**Your objective**
Print out every record exactly as it appears.

# # #

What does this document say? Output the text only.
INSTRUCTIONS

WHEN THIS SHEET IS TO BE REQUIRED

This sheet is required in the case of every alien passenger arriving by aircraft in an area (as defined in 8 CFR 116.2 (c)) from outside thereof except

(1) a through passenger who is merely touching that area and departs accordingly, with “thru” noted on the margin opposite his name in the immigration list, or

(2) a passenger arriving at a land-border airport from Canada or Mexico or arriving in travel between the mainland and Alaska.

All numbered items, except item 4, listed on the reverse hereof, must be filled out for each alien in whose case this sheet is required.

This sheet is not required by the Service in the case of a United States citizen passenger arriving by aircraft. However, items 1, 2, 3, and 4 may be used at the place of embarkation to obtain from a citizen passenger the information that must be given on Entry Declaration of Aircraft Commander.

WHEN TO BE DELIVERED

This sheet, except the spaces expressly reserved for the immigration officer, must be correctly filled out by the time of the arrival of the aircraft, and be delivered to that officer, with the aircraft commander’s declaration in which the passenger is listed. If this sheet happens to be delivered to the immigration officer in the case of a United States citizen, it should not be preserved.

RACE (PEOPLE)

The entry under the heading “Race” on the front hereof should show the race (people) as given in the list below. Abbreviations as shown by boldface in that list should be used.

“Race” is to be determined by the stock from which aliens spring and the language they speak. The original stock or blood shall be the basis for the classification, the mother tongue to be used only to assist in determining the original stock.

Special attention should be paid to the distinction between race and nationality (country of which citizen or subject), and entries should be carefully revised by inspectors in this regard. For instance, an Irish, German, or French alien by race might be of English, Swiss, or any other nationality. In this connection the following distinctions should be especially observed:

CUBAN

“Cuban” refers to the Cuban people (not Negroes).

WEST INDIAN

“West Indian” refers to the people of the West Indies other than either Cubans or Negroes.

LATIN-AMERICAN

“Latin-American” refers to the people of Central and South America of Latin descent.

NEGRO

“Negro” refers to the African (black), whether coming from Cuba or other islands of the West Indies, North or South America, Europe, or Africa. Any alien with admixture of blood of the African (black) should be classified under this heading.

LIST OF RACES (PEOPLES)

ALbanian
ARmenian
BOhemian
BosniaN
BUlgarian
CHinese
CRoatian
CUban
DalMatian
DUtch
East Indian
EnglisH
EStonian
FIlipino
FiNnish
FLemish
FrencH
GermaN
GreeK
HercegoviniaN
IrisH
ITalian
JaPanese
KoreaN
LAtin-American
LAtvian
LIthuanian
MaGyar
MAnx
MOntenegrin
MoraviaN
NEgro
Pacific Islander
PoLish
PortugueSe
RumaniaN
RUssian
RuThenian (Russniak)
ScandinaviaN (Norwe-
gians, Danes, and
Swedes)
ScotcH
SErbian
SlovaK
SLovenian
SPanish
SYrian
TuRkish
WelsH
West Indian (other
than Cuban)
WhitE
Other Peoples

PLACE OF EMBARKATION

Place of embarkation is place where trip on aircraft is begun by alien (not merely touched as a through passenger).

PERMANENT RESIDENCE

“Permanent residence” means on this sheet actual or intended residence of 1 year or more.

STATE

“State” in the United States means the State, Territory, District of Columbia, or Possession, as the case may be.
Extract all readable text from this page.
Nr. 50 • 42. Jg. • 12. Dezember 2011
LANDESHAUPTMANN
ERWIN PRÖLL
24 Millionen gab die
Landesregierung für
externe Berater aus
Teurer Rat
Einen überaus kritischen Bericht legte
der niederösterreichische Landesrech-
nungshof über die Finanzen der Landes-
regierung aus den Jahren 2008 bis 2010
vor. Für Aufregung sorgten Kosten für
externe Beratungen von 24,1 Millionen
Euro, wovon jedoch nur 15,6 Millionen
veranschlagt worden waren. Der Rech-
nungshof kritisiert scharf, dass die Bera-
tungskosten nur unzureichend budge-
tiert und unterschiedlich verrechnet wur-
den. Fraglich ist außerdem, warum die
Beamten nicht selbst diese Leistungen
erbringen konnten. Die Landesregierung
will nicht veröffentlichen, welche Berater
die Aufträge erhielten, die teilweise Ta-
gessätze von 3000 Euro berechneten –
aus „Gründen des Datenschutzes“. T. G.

# # #

**Written answer**
What does this document say? Output the text only.
INSTRUCTIONS

WHEN THIS SHEET IS TO BE REQUIRED

This sheet is required in the case of every alien passenger arriving by aircraft in an area (as defined in 8 CFR 116.2 (c)) from outside thereof except

(1) a through passenger who is merely touching that area and departs accordingly, with “thru” noted on the margin opposite his name in the immigration list, or

(2) a passenger arriving at a land-border airport from Canada or Mexico or arriving in travel between the mainland and Alaska.

All numbered items, except item 4, listed on the reverse hereof, must be filled out for each alien in whose case this sheet is required.

This sheet is not required by the Service in the case of a United States citizen passenger arriving by aircraft. However, items 1, 2, 3, and 4 may be used at the place of embarkation to obtain from a citizen passenger the information that must be given on Entry Declaration of Aircraft Commander.

WHEN TO BE DELIVERED

This sheet, except the spaces expressly reserved for the immigration officer, must be correctly filled out by the time of the arrival of the aircraft, and be delivered to that officer, with the aircraft commander’s declaration in which the passenger is listed. If this sheet happens to be delivered to the immigration officer in the case of a United States citizen, it should not be preserved.

RACE (PEOPLE)

The entry under the heading “Race” on the front hereof should show the race (people) as given in the list below. Abbreviations as shown by boldface in that list should be used.

“Race” is to be determined by the stock from which aliens spring and the language they speak. The original stock or blood shall be the basis for the classification, the mother tongue to be used only to assist in determining the original stock.

Special attention should be paid to the distinction between race and nationality (country of which citizen or subject), and entries should be carefully revised by inspectors in this regard. For instance, an Irish, German, or French alien by race might be of English, Swiss, or any other nationality. In this connection the following distinctions should be especially observed:

CUBAN

“Cuban” refers to the Cuban people (not Negroes).

WEST INDIAN

“West Indian” refers to the people of the West Indies other than either Cubans or Negroes.

LATIN-AMERICAN

“Latin-American” refers to the people of Central and South America of Latin descent.

NEGRO

“Negro” refers to the African (black), whether coming from Cuba or other islands of the West Indies, North or South America, Europe, or Africa. Any alien with admixture of blood of the African (black) should be classified under this heading.

LIST OF RACES (PEOPLES)

ALbanian
ARmenian
BOhemian
BosniaN
BUlgarian
CHinese
CRoatian
CUban
DalMatian
DUtch
East Indian
EnglisH
EStonian
FIlipino
FiNnish
FLemish
FrencH
GermaN
GreeK
HercegoviniaN
IrisH
ITalian
JaPanese
KoreaN
LAtin-American
LAtvian
LIthuanian
MaGyar
MAnx
MOntenegrin
MoraviaN
NEgro
Pacific Islander
PoLish
PortugueSe
RumaniaN
RUssian
RuThenian (Russniak)
ScandinaviaN (Norwe-
gians, Danes, and
Swedes)
ScotcH
SErbian
SlovaK
SLovenian
SPanish
SYrian
TuRkish
WelsH
West Indian (other
than Cuban)
WhitE
Other Peoples

PLACE OF EMBARKATION

Place of embarkation is place where trip on aircraft is begun by alien (not merely touched as a through passenger).

PERMANENT RESIDENCE

“Permanent residence” means on this sheet actual or intended residence of 1 year or more.

STATE

“State” in the United States means the State, Territory, District of Columbia, or Possession, as the case may be.
Extract all readable text from this page.
Nr. 50 • 42. Jg. • 12. Dezember 2011
LANDESHAUPTMANN
ERWIN PRÖLL
24 Millionen gab die
Landesregierung für
externe Berater aus
Teurer Rat
Einen überaus kritischen Bericht legte
der niederösterreichische Landesrech-
nungshof über die Finanzen der Landes-
regierung aus den Jahren 2008 bis 2010
vor. Für Aufregung sorgten Kosten für
externe Beratungen von 24,1 Millionen
Euro, wovon jedoch nur 15,6 Millionen
veranschlagt worden waren. Der Rech-
nungshof kritisiert scharf, dass die Bera-
tungskosten nur unzureichend budge-
tiert und unterschiedlich verrechnet wur-
den. Fraglich ist außerdem, warum die
Beamten nicht selbst diese Leistungen
erbringen konnten. Die Landesregierung
will nicht veröffentlichen, welche Berater
die Aufträge erhielten, die teilweise Ta-
gessätze von 3000 Euro berechneten –
aus „Gründen des Datenschutzes“. T. G.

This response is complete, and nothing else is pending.